*SHORT EXERCISE*
Scan the listing below for the word "this" and state how many lines hold it. Write nothing but the number.

*DATA PROVIDED*
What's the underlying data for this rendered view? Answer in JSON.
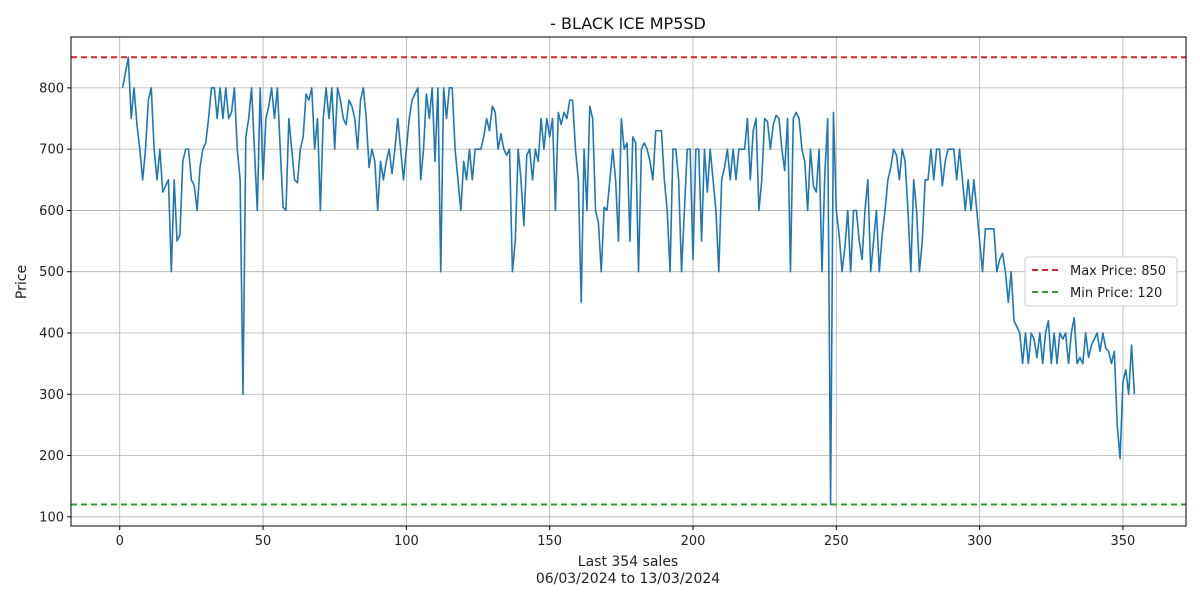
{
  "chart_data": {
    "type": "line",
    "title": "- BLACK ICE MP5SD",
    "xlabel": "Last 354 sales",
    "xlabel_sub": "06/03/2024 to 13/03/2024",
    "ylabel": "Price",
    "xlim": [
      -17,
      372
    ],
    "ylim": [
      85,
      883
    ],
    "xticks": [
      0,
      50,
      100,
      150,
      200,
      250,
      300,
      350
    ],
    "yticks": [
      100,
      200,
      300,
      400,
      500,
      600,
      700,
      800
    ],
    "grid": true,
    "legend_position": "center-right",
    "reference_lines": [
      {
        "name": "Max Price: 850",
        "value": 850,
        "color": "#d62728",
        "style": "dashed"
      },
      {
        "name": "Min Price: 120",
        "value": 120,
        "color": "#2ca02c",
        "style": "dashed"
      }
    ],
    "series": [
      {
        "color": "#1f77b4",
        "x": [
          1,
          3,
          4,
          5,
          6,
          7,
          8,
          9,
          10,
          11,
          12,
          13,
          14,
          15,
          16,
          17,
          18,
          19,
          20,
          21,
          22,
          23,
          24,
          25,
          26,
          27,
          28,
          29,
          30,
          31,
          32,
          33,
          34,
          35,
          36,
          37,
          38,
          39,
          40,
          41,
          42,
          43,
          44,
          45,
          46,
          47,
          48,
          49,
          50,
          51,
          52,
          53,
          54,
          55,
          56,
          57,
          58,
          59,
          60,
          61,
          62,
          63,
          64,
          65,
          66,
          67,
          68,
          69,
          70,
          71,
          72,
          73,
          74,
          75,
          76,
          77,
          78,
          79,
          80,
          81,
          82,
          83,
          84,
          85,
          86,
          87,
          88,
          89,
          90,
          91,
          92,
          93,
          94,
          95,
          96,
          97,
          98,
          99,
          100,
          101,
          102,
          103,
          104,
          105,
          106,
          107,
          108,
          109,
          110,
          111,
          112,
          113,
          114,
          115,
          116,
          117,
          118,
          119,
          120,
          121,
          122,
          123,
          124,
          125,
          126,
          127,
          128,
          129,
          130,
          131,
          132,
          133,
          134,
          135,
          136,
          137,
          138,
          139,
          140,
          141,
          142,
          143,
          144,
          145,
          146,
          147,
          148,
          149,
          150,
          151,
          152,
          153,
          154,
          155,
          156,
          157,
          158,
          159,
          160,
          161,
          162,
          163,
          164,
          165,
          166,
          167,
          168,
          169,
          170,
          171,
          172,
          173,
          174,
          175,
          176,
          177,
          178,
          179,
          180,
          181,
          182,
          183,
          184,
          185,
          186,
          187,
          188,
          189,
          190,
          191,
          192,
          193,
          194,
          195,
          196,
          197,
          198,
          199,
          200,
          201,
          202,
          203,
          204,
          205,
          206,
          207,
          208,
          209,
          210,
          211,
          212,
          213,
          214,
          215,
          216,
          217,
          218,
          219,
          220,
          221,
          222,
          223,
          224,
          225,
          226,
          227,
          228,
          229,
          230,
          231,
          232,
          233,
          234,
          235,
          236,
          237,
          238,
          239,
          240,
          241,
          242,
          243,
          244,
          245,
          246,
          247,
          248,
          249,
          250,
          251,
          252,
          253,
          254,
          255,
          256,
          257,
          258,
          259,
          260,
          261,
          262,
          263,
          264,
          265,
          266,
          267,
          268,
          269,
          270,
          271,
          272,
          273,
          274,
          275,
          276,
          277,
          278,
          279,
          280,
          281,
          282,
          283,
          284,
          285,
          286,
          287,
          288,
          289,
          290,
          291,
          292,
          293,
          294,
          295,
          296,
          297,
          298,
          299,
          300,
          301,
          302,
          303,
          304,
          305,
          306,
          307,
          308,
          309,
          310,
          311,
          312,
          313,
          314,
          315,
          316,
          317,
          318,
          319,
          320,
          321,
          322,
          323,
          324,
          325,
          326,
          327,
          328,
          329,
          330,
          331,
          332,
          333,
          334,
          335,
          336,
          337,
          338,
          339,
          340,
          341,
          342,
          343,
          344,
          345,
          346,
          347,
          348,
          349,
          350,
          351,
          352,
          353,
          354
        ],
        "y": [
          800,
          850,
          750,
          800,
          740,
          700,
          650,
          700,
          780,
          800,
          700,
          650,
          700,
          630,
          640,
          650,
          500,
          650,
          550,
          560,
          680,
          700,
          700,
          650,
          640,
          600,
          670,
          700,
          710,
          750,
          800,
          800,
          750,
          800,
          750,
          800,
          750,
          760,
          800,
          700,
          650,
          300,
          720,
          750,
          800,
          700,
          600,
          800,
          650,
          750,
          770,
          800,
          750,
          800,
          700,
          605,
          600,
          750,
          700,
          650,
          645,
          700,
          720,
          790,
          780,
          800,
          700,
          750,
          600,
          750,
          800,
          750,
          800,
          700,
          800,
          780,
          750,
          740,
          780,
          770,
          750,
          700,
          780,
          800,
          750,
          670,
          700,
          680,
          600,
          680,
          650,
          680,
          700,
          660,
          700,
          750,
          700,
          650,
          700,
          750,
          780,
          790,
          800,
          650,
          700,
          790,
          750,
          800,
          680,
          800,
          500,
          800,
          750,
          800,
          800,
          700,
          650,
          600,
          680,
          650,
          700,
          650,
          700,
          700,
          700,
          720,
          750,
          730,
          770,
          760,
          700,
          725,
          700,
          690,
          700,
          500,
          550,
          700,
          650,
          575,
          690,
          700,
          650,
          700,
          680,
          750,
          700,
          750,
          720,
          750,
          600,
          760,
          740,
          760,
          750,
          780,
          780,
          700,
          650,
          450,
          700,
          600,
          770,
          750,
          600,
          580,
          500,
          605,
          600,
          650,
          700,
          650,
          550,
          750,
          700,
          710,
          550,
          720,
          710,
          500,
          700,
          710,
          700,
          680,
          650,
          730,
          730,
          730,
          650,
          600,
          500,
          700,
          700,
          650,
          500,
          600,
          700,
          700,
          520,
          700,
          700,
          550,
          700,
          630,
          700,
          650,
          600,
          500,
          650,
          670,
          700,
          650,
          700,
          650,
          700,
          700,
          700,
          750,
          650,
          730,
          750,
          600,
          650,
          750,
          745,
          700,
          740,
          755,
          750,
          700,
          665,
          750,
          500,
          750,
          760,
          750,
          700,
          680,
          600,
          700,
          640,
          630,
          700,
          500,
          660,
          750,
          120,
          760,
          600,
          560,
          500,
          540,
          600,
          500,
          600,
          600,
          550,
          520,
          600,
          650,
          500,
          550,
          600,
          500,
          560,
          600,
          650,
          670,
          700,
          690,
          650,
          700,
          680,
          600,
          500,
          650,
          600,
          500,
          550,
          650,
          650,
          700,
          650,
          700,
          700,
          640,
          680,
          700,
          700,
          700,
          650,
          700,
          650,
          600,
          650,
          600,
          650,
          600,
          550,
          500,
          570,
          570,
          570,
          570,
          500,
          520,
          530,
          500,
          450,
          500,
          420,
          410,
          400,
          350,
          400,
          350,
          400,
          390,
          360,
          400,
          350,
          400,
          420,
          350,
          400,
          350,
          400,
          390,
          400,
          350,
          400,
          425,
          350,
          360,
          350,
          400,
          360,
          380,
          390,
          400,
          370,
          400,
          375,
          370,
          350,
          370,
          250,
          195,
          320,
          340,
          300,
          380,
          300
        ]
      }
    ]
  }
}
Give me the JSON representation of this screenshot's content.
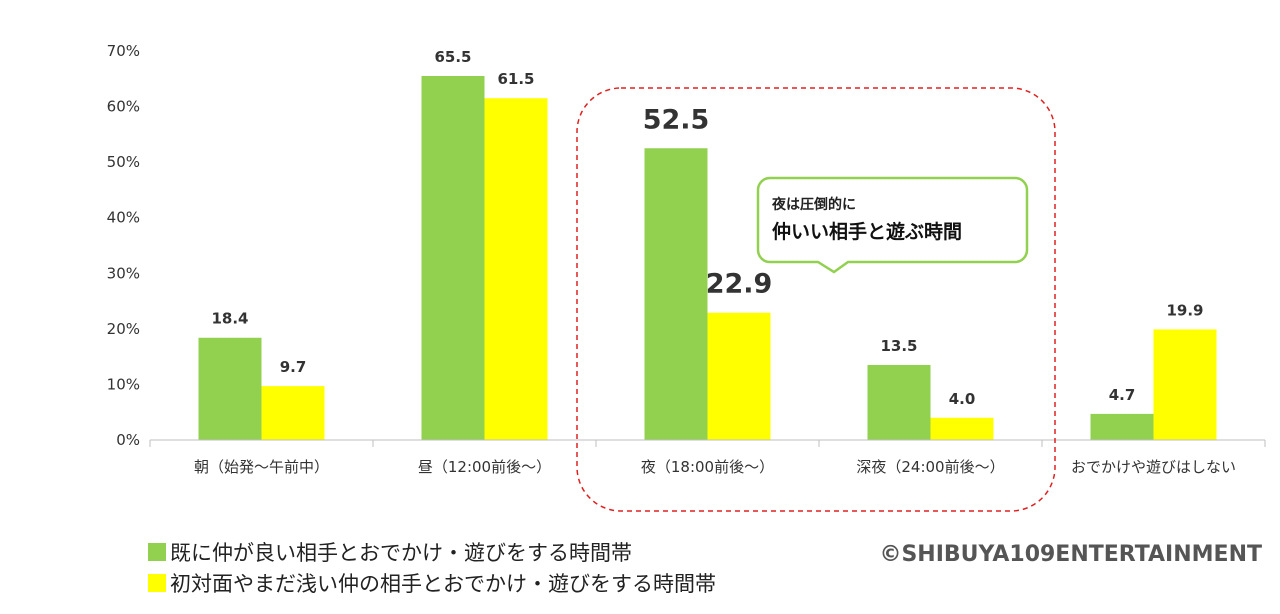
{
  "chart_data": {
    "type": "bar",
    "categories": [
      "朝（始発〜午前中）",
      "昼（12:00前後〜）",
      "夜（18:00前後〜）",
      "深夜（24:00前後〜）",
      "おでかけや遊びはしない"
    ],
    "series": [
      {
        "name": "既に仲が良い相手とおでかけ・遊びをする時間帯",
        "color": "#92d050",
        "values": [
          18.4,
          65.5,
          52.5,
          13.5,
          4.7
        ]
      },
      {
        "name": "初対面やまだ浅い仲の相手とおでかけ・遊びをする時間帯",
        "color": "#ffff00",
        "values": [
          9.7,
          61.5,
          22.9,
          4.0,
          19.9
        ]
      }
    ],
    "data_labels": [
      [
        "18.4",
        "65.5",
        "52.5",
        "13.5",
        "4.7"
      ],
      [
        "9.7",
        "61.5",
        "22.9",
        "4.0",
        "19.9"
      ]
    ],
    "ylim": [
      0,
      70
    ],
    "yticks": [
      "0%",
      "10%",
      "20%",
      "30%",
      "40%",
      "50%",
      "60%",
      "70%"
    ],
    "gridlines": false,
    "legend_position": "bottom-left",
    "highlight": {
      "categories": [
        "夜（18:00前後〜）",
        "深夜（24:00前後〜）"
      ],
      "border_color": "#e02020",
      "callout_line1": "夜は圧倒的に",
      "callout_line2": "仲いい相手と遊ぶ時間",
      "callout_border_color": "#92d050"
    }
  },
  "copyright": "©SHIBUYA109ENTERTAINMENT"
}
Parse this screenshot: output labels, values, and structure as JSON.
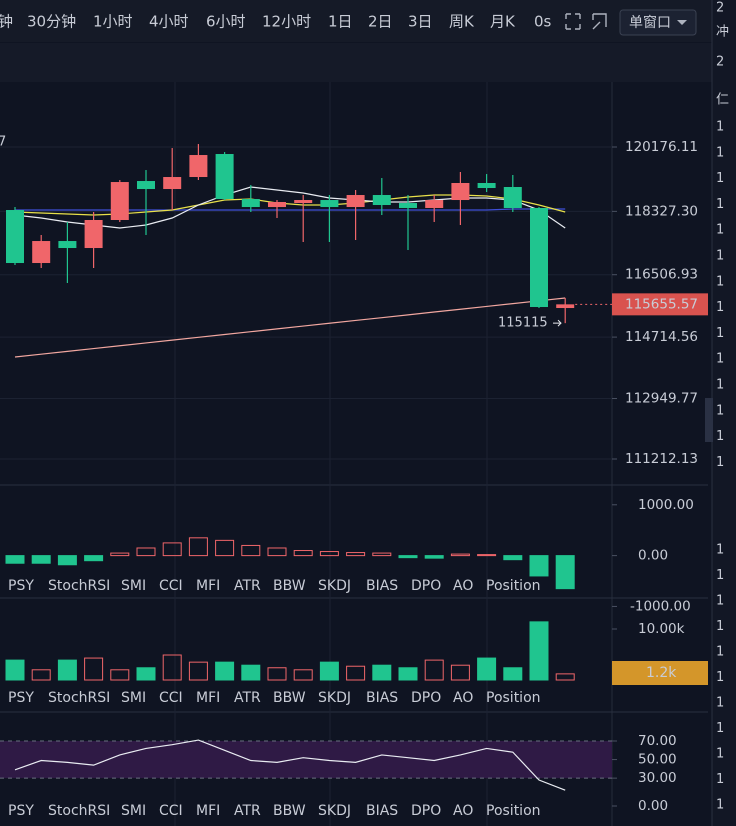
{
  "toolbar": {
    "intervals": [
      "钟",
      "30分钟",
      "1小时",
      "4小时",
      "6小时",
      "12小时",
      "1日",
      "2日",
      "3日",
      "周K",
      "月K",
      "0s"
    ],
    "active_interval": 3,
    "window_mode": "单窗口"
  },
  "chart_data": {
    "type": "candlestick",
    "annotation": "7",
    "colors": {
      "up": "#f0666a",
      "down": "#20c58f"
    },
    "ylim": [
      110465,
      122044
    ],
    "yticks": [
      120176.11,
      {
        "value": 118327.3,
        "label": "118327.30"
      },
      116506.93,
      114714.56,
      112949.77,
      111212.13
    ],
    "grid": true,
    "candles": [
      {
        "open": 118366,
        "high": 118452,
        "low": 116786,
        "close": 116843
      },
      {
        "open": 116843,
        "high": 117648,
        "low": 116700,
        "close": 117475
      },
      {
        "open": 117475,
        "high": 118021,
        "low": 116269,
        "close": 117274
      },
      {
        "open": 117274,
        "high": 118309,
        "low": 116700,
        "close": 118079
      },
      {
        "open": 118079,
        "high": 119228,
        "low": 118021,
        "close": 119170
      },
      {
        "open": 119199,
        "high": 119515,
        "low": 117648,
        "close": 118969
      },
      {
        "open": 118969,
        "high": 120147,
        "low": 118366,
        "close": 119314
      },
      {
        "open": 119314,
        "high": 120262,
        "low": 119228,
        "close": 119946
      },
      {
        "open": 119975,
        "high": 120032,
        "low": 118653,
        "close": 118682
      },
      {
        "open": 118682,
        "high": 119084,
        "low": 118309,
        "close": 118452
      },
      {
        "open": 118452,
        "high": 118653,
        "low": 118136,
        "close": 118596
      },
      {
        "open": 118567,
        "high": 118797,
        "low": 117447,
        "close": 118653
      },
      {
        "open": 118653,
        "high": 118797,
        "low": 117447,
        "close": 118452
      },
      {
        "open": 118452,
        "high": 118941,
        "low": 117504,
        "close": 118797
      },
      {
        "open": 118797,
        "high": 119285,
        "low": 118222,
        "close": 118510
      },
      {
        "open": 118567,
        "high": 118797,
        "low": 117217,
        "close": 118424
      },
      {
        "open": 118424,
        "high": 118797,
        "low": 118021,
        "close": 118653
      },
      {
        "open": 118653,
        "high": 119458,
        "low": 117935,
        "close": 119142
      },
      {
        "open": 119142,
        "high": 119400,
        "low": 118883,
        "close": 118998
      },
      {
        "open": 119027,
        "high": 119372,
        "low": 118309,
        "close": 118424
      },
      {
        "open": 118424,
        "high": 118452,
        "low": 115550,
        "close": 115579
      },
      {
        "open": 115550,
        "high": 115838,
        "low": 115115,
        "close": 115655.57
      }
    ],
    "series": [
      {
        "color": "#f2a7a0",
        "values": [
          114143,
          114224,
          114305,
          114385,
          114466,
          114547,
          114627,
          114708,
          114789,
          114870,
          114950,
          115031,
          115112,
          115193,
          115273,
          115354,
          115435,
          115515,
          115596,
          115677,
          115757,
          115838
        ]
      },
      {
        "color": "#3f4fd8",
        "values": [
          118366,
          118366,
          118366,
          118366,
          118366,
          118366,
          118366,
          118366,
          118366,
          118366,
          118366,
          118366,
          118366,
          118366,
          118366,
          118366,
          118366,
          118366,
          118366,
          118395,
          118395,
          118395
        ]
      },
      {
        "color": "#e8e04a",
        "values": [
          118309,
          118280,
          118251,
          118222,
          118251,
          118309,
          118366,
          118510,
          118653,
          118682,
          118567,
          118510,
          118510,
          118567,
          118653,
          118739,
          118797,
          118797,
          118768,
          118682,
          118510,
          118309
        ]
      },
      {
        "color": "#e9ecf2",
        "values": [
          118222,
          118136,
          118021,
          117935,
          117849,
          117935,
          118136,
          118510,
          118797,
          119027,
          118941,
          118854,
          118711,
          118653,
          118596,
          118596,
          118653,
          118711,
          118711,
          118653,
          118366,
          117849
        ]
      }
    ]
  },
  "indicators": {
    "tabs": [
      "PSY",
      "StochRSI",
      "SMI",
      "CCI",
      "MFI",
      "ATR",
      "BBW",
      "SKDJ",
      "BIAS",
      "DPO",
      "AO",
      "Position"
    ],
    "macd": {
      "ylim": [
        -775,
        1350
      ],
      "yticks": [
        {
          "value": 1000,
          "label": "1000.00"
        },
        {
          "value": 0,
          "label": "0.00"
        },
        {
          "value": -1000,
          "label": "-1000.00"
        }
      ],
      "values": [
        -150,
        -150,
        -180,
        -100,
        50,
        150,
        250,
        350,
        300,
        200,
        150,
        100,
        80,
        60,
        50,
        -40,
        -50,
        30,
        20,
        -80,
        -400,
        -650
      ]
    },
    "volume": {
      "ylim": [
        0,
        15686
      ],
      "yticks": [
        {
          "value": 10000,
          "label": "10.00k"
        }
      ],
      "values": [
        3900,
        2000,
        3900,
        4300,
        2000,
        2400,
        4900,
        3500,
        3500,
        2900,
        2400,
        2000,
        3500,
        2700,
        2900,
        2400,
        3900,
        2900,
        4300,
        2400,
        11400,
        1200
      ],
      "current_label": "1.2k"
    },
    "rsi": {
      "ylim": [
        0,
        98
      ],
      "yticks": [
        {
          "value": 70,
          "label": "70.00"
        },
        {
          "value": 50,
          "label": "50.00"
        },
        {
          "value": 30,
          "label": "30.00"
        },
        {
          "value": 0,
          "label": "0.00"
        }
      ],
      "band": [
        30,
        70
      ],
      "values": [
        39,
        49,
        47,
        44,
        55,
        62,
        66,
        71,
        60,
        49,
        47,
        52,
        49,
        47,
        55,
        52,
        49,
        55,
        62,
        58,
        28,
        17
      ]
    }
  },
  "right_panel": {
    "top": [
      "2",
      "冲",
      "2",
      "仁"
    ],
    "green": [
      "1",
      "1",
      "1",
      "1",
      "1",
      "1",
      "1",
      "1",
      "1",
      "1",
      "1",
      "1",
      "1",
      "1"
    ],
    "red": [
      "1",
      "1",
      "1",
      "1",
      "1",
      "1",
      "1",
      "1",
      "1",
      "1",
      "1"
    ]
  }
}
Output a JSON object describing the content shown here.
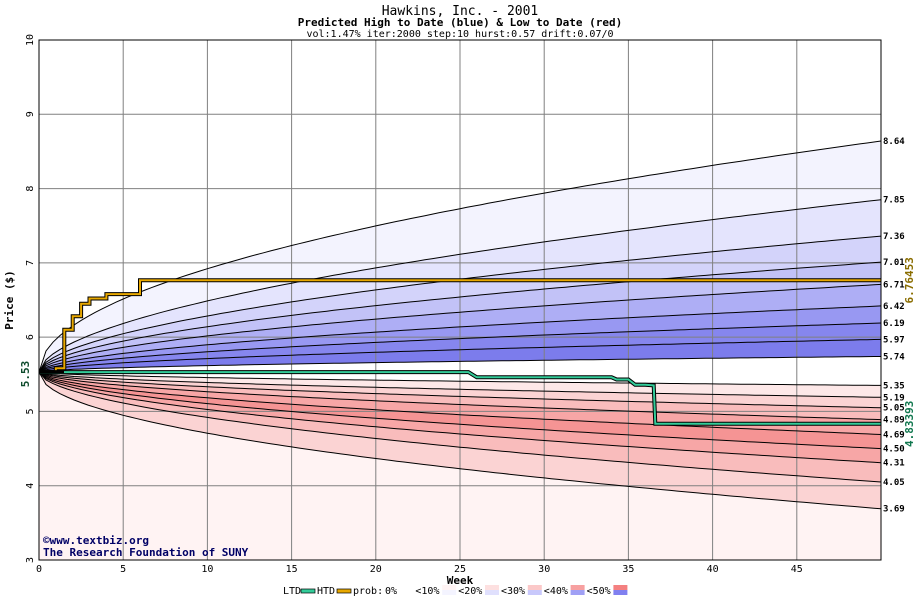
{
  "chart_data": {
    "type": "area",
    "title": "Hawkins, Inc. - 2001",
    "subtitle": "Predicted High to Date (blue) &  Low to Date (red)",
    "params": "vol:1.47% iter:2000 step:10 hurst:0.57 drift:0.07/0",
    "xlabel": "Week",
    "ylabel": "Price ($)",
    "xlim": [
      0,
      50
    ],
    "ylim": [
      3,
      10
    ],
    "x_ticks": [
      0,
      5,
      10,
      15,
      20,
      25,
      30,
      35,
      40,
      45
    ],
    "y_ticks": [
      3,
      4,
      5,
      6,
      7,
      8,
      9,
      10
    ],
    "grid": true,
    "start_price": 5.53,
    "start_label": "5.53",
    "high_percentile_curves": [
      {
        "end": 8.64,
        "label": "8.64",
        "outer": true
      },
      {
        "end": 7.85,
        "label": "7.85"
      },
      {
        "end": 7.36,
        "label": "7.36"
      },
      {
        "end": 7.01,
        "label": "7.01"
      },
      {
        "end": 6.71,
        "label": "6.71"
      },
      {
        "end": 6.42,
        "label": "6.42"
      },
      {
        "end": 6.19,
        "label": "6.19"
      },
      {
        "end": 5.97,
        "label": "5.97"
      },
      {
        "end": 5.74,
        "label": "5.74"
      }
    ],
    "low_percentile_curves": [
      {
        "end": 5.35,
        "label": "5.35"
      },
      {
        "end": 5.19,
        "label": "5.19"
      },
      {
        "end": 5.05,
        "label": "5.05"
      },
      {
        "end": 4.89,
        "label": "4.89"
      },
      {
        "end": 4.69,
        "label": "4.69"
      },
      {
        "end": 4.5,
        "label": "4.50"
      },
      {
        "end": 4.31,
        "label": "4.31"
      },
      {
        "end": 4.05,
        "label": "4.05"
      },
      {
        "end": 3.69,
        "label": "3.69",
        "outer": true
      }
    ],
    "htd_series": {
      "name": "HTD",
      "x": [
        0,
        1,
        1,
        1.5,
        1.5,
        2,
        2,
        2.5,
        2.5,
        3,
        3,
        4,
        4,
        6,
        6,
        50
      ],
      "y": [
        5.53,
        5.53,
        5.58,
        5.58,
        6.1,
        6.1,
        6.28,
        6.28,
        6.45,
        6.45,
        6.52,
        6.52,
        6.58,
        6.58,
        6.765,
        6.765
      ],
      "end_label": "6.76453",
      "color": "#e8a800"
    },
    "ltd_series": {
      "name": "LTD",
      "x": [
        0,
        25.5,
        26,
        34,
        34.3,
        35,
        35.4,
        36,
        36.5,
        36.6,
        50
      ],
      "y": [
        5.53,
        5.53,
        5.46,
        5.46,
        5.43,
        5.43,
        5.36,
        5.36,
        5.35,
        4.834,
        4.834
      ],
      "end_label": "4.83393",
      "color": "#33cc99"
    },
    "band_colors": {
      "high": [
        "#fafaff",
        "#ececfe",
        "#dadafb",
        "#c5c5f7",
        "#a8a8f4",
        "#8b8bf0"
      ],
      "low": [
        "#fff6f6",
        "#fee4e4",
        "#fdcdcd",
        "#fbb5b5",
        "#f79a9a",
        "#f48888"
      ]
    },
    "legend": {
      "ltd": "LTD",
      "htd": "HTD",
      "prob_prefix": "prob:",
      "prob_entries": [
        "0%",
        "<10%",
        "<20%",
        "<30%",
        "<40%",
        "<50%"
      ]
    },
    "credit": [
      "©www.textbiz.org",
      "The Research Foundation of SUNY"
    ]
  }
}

*THE OUTPUT*
3